Your goal — Your task is to transcribe all of the records exactly and leave out the pictures.

-- Begin The data --

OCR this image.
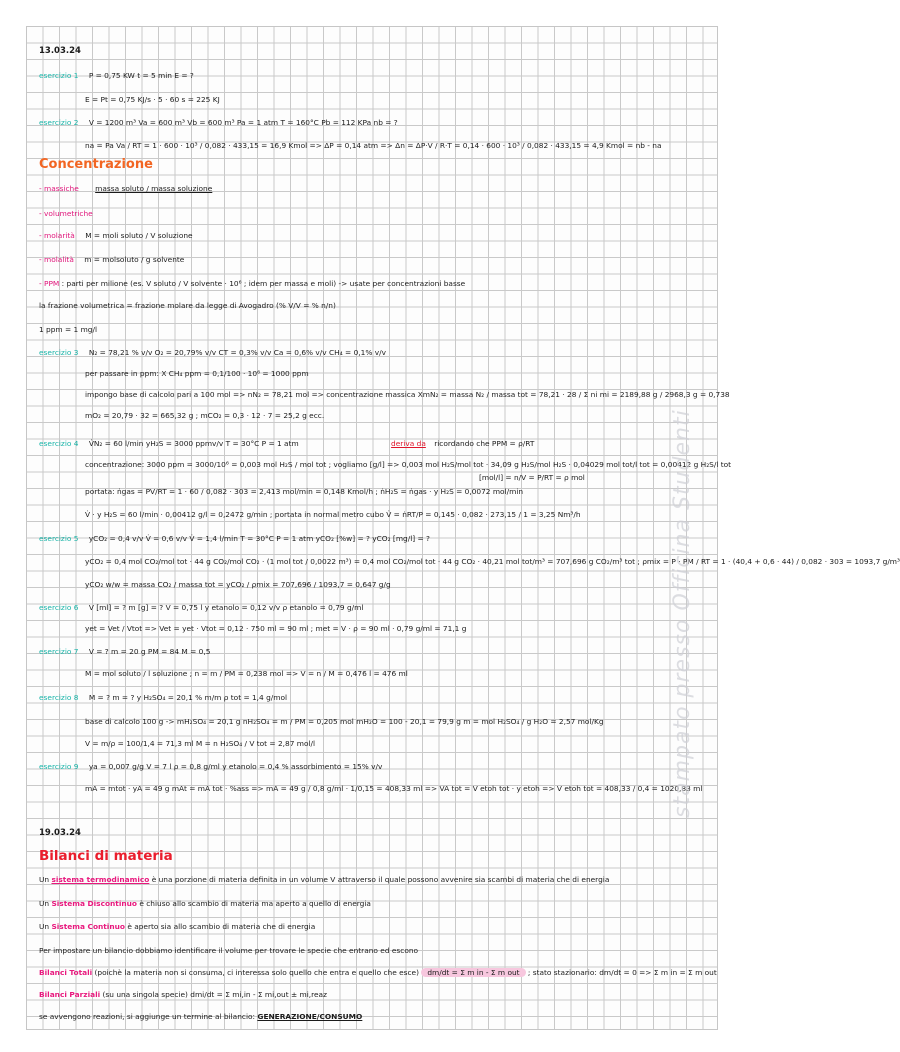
13.03.24
esercizio 1 P = 0,75 KW t = 5 min E = ?
E = Pt = 0,75 KJ/s · 5 · 60 s = 225 KJ
esercizio 2 V = 1200 m³ Va = 600 m³ Vb = 600 m³ Pa = 1 atm T = 160°C Pb = 112 KPa nb = ?
na = Pa Va / RT = 1 · 600 · 10³ / 0,082 · 433,15 = 16,9 Kmol => ΔP = 0,14 atm => Δn = ΔP·V / R·T = 0,14 · 600 · 10³ / 0,082 · 433,15 = 4,9 Kmol = nb - na
Concentrazione
- massiche massa soluto / massa soluzione
- volumetriche
- molarità M = moli soluto / V soluzione
- molalità m = molsoluto / g solvente
- PPM : parti per milione (es. V soluto / V solvente · 10⁶ ; idem per massa e moli) -> usate per concentrazioni basse
la frazione volumetrica = frazione molare da legge di Avogadro (% V/V = % n/n)
1 ppm = 1 mg/l
esercizio 3 N₂ = 78,21 % v/v O₂ = 20,79% v/v CT = 0,3% v/v Ca = 0,6% v/v CH₄ = 0,1% v/v
per passare in ppm: X CH₄ ppm = 0,1/100 · 10⁶ = 1000 ppm
impongo base di calcolo pari a 100 mol => nN₂ = 78,21 mol => concentrazione massica XmN₂ = massa N₂ / massa tot = 78,21 · 28 / Σ ni mi = 2189,88 g / 2968,3 g = 0,738
mO₂ = 20,79 · 32 = 665,32 g ; mCO₂ = 0,3 · 12 · 7 = 25,2 g ecc.
esercizio 4 V̇N₂ = 60 l/min yH₂S = 3000 ppmv/v T = 30°C P = 1 atm	deriva da ricordando che PPM = ρ/RT
concentrazione: 3000 ppm = 3000/10⁶ = 0,003 mol H₂S / mol tot ; vogliamo [g/l] => 0,003 mol H₂S/mol tot · 34,09 g H₂S/mol H₂S · 0,04029 mol tot/l tot = 0,00412 g H₂S/l tot
[mol/l] = n/V = P/RT = ρ mol
portata: ṅgas = PV/RT = 1 · 60 / 0,082 · 303 = 2,413 mol/min = 0,148 Kmol/h ; ṅH₂S = ṅgas · y H₂S = 0,0072 mol/min
V̇ · y H₂S = 60 l/min · 0,00412 g/l = 0,2472 g/min ; portata in normal metro cubo V̇ = ṅRT/P = 0,145 · 0,082 · 273,15 / 1 = 3,25 Nm³/h
esercizio 5 yCO₂ = 0,4 v/v V̇ = 0,6 v/v V̇ = 1,4 l/min T = 30°C P = 1 atm yCO₂ [%w] = ? yCO₂ [mg/l] = ?
yCO₂ = 0,4 mol CO₂/mol tot · 44 g CO₂/mol CO₂ · (1 mol tot / 0,0022 m³) = 0,4 mol CO₂/mol tot · 44 g CO₂ · 40,21 mol tot/m³ = 707,696 g CO₂/m³ tot ; ρmix = P · PM / RT = 1 · (40,4 + 0,6 · 44) / 0,082 · 303 = 1093,7 g/m³
yCO₂ w/w = massa CO₂ / massa tot = yCO₂ / ρmix = 707,696 / 1093,7 = 0,647 g/g
esercizio 6 V [ml] = ? m [g] = ? V = 0,75 l y etanolo = 0,12 v/v ρ etanolo = 0,79 g/ml
yet = Vet / Vtot => Vet = yet · Vtot = 0,12 · 750 ml = 90 ml ; met = V · ρ = 90 ml · 0,79 g/ml = 71,1 g
esercizio 7 V = ? m = 20 g PM = 84 M = 0,5
M = mol soluto / l soluzione ; n = m / PM = 0,238 mol => V = n / M = 0,476 l = 476 ml
esercizio 8 M = ? m = ? y H₂SO₄ = 20,1 % m/m ρ tot = 1,4 g/mol
base di calcolo 100 g -> mH₂SO₄ = 20,1 g nH₂SO₄ = m / PM = 0,205 mol mH₂O = 100 - 20,1 = 79,9 g m = mol H₂SO₄ / g H₂O = 2,57 mol/Kg
V = m/ρ = 100/1,4 = 71,3 ml M = n H₂SO₄ / V tot = 2,87 mol/l
esercizio 9 ya = 0,007 g/g V = 7 l ρ = 0,8 g/ml y etanolo = 0,4 % assorbimento = 15% v/v
mA = mtot · yA = 49 g mAt = mA tot · %ass => mA = 49 g / 0,8 g/ml · 1/0,15 = 408,33 ml => VA tot = V etoh tot · y etoh => V etoh tot = 408,33 / 0,4 = 1020,83 ml
19.03.24
Bilanci di materia
Un sistema termodinamico è una porzione di materia definita in un volume V attraverso il quale possono avvenire sia scambi di materia che di energia
Un Sistema Discontinuo è chiuso allo scambio di materia ma aperto a quello di energia
Un Sistema Continuo è aperto sia allo scambio di materia che di energia
Per impostare un bilancio dobbiamo identificare il volume per trovare le specie che entrano ed escono
Bilanci Totali (poichè la materia non si consuma, ci interessa solo quello che entra e quello che esce) dm/dt = Σ m in - Σ m out ; stato stazionario: dm/dt = 0 => Σ m in = Σ m out
Bilanci Parziali (su una singola specie) dmi/dt = Σ mi,in - Σ mi,out ± mi,reaz
se avvengono reazioni, si aggiunge un termine al bilancio: GENERAZIONE/CONSUMO
stampato presso Officina Studenti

-- End The data --

Correct output —
OCR this image.
13.03.24
esercizio 1 P = 0,75 KW t = 5 min E = ?
E = Pt = 0,75 KJ/s · 5 · 60 s = 225 KJ
esercizio 2 V = 1200 m³ Va = 600 m³ Vb = 600 m³ Pa = 1 atm T = 160°C Pb = 112 KPa nb = ?
na = Pa Va / RT = 1 · 600 · 10³ / 0,082 · 433,15 = 16,9 Kmol => ΔP = 0,14 atm => Δn = ΔP·V / R·T = 0,14 · 600 · 10³ / 0,082 · 433,15 = 4,9 Kmol = nb - na
Concentrazione
- massiche massa soluto / massa soluzione
- volumetriche
- molarità M = moli soluto / V soluzione
- molalità m = molsoluto / g solvente
- PPM : parti per milione (es. V soluto / V solvente · 10⁶ ; idem per massa e moli) -> usate per concentrazioni basse
la frazione volumetrica = frazione molare da legge di Avogadro (% V/V = % n/n)
1 ppm = 1 mg/l
esercizio 3 N₂ = 78,21 % v/v O₂ = 20,79% v/v CT = 0,3% v/v Ca = 0,6% v/v CH₄ = 0,1% v/v
per passare in ppm: X CH₄ ppm = 0,1/100 · 10⁶ = 1000 ppm
impongo base di calcolo pari a 100 mol => nN₂ = 78,21 mol => concentrazione massica XmN₂ = massa N₂ / massa tot = 78,21 · 28 / Σ ni mi = 2189,88 g / 2968,3 g = 0,738
mO₂ = 20,79 · 32 = 665,32 g ; mCO₂ = 0,3 · 12 · 7 = 25,2 g ecc.
esercizio 4 V̇N₂ = 60 l/min yH₂S = 3000 ppmv/v T = 30°C P = 1 atm	deriva da ricordando che PPM = ρ/RT
concentrazione: 3000 ppm = 3000/10⁶ = 0,003 mol H₂S / mol tot ; vogliamo [g/l] => 0,003 mol H₂S/mol tot · 34,09 g H₂S/mol H₂S · 0,04029 mol tot/l tot = 0,00412 g H₂S/l tot
[mol/l] = n/V = P/RT = ρ mol
portata: ṅgas = PV/RT = 1 · 60 / 0,082 · 303 = 2,413 mol/min = 0,148 Kmol/h ; ṅH₂S = ṅgas · y H₂S = 0,0072 mol/min
V̇ · y H₂S = 60 l/min · 0,00412 g/l = 0,2472 g/min ; portata in normal metro cubo V̇ = ṅRT/P = 0,145 · 0,082 · 273,15 / 1 = 3,25 Nm³/h
esercizio 5 yCO₂ = 0,4 v/v V̇ = 0,6 v/v V̇ = 1,4 l/min T = 30°C P = 1 atm yCO₂ [%w] = ? yCO₂ [mg/l] = ?
yCO₂ = 0,4 mol CO₂/mol tot · 44 g CO₂/mol CO₂ · (1 mol tot / 0,0022 m³) = 0,4 mol CO₂/mol tot · 44 g CO₂ · 40,21 mol tot/m³ = 707,696 g CO₂/m³ tot ; ρmix = P · PM / RT = 1 · (40,4 + 0,6 · 44) / 0,082 · 303 = 1093,7 g/m³
yCO₂ w/w = massa CO₂ / massa tot = yCO₂ / ρmix = 707,696 / 1093,7 = 0,647 g/g
esercizio 6 V [ml] = ? m [g] = ? V = 0,75 l y etanolo = 0,12 v/v ρ etanolo = 0,79 g/ml
yet = Vet / Vtot => Vet = yet · Vtot = 0,12 · 750 ml = 90 ml ; met = V · ρ = 90 ml · 0,79 g/ml = 71,1 g
esercizio 7 V = ? m = 20 g PM = 84 M = 0,5
M = mol soluto / l soluzione ; n = m / PM = 0,238 mol => V = n / M = 0,476 l = 476 ml
esercizio 8 M = ? m = ? y H₂SO₄ = 20,1 % m/m ρ tot = 1,4 g/mol
base di calcolo 100 g -> mH₂SO₄ = 20,1 g nH₂SO₄ = m / PM = 0,205 mol mH₂O = 100 - 20,1 = 79,9 g m = mol H₂SO₄ / g H₂O = 2,57 mol/Kg
V = m/ρ = 100/1,4 = 71,3 ml M = n H₂SO₄ / V tot = 2,87 mol/l
esercizio 9 ya = 0,007 g/g V = 7 l ρ = 0,8 g/ml y etanolo = 0,4 % assorbimento = 15% v/v
mA = mtot · yA = 49 g mAt = mA tot · %ass => mA = 49 g / 0,8 g/ml · 1/0,15 = 408,33 ml => VA tot = V etoh tot · y etoh => V etoh tot = 408,33 / 0,4 = 1020,83 ml
19.03.24
Bilanci di materia
Un sistema termodinamico è una porzione di materia definita in un volume V attraverso il quale possono avvenire sia scambi di materia che di energia
Un Sistema Discontinuo è chiuso allo scambio di materia ma aperto a quello di energia
Un Sistema Continuo è aperto sia allo scambio di materia che di energia
Per impostare un bilancio dobbiamo identificare il volume per trovare le specie che entrano ed escono
Bilanci Totali (poichè la materia non si consuma, ci interessa solo quello che entra e quello che esce) dm/dt = Σ m in - Σ m out ; stato stazionario: dm/dt = 0 => Σ m in = Σ m out
Bilanci Parziali (su una singola specie) dmi/dt = Σ mi,in - Σ mi,out ± mi,reaz
se avvengono reazioni, si aggiunge un termine al bilancio: GENERAZIONE/CONSUMO
stampato presso Officina Studenti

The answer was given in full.